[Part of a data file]

▼

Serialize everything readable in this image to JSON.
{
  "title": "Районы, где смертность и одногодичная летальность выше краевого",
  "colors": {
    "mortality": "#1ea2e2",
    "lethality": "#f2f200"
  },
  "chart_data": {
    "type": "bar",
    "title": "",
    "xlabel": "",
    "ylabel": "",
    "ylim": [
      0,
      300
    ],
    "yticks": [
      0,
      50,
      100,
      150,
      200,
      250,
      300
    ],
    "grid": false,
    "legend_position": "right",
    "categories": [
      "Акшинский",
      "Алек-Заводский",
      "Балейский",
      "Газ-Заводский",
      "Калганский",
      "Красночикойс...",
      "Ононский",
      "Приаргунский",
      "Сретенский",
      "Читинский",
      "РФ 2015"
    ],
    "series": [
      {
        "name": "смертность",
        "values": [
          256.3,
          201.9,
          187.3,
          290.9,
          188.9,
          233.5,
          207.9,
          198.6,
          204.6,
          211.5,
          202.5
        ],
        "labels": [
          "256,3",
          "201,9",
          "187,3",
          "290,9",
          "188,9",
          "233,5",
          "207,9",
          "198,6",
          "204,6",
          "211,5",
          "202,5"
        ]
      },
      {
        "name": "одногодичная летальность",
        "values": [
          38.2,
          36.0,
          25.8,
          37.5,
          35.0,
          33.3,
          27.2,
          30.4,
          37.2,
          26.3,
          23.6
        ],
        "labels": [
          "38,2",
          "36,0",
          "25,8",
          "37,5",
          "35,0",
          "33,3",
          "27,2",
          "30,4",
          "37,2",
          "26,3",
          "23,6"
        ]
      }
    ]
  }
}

▲

Lines containing the word "летальность" are to be counted in the listing; state their number alone.

Task response =>
2